Report back each line of the records that contains the string "over".

***** DATA SUPPLIED *****

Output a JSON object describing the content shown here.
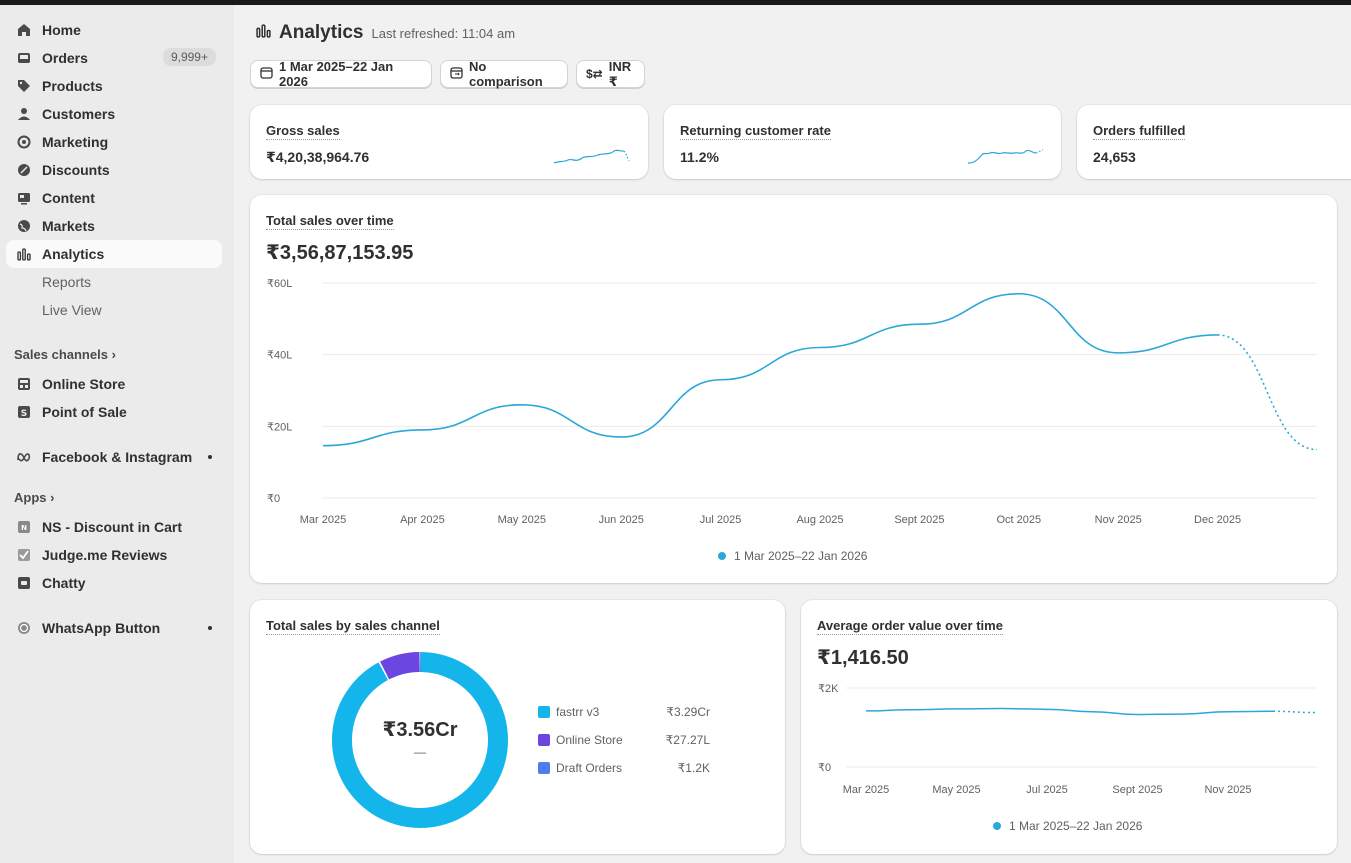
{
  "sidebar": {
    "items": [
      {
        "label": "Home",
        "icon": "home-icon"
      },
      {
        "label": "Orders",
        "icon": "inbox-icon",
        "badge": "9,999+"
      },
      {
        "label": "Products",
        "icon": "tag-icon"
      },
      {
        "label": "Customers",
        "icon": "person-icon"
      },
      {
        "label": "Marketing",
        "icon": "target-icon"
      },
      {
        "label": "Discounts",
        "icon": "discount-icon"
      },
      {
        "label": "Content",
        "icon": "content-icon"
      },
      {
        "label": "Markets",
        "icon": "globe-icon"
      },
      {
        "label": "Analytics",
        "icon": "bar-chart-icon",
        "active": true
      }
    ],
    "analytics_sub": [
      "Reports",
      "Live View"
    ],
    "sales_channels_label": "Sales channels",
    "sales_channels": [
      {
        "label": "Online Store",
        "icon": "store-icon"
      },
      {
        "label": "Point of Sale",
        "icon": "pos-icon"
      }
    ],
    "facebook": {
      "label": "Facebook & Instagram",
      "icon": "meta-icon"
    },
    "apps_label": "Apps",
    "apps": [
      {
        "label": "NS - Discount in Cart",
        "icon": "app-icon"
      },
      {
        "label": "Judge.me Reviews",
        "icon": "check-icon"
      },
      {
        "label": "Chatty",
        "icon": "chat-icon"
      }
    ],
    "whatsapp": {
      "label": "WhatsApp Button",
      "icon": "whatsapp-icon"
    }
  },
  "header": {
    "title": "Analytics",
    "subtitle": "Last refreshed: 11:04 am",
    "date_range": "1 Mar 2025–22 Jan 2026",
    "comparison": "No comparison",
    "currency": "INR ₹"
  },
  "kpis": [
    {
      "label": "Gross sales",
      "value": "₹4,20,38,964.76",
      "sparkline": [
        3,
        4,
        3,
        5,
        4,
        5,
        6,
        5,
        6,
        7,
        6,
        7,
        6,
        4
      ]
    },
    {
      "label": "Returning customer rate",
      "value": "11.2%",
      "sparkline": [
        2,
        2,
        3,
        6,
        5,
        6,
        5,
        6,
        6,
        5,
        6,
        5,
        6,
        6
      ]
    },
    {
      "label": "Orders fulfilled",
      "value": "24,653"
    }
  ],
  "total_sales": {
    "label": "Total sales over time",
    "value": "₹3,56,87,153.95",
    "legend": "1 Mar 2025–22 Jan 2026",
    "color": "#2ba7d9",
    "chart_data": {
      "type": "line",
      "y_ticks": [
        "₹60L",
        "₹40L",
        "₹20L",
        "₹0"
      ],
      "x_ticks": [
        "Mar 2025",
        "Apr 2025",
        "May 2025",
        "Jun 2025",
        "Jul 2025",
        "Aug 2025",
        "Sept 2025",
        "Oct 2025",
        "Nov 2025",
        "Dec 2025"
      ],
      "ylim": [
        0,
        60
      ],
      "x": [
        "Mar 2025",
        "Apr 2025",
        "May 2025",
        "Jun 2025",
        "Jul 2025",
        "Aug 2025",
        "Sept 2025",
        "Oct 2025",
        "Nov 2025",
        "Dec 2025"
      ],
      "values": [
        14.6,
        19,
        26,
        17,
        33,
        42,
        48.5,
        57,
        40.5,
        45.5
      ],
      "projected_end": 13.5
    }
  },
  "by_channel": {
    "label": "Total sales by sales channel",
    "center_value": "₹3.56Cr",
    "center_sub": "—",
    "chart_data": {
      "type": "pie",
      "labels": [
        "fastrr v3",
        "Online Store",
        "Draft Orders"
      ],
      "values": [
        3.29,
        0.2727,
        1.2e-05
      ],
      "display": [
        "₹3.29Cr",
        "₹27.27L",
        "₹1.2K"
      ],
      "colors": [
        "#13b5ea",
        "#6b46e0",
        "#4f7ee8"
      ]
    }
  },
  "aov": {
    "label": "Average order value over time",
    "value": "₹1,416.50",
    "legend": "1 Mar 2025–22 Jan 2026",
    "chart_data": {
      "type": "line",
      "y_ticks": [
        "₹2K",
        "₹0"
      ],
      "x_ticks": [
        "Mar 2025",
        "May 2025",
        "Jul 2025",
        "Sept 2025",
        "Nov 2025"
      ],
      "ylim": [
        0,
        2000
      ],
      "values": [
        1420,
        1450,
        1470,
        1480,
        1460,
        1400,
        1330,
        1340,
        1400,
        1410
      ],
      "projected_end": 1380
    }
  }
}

*****
***** DATA SUPPLIED *****

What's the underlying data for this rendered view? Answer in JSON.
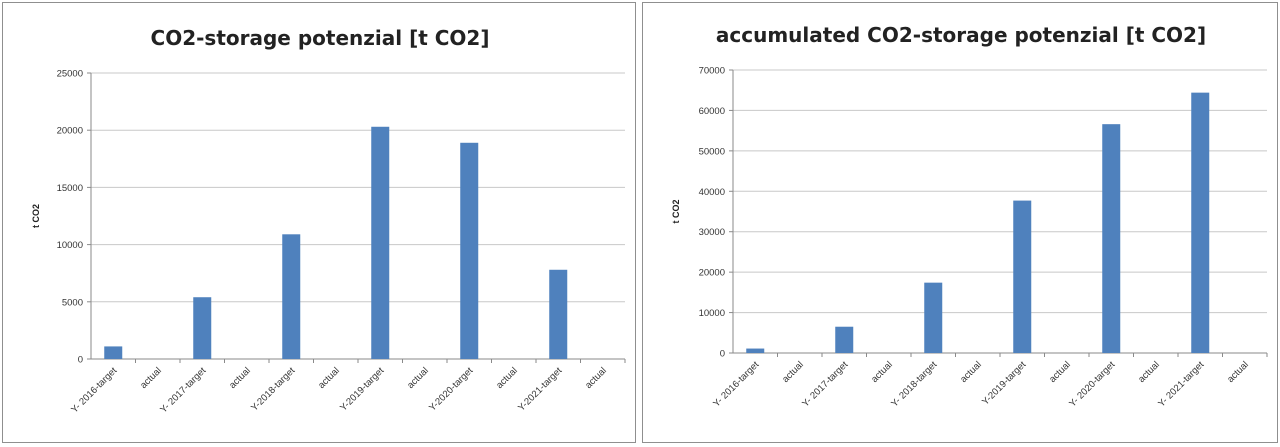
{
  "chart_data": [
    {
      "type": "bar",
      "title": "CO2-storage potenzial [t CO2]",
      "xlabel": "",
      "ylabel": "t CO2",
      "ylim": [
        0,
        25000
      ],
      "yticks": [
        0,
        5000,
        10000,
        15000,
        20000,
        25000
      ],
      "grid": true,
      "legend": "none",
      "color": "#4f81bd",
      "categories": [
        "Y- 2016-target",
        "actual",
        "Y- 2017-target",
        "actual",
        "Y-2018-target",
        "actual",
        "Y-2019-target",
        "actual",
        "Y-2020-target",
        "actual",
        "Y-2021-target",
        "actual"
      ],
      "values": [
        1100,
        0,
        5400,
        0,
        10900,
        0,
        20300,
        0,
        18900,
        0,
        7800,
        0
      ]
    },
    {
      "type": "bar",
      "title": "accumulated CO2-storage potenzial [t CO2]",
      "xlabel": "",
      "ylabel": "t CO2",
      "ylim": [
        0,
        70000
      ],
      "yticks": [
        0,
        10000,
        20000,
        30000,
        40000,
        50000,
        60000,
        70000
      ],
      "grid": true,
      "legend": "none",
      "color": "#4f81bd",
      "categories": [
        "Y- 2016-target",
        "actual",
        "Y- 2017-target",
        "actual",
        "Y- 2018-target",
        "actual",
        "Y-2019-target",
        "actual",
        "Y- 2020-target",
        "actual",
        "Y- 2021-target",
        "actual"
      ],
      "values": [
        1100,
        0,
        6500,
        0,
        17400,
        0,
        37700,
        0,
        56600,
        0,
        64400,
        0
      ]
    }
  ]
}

*****

ANSWER TO THE TASK |
    "label": "Total sales over time",
    "label": "Average order value over time",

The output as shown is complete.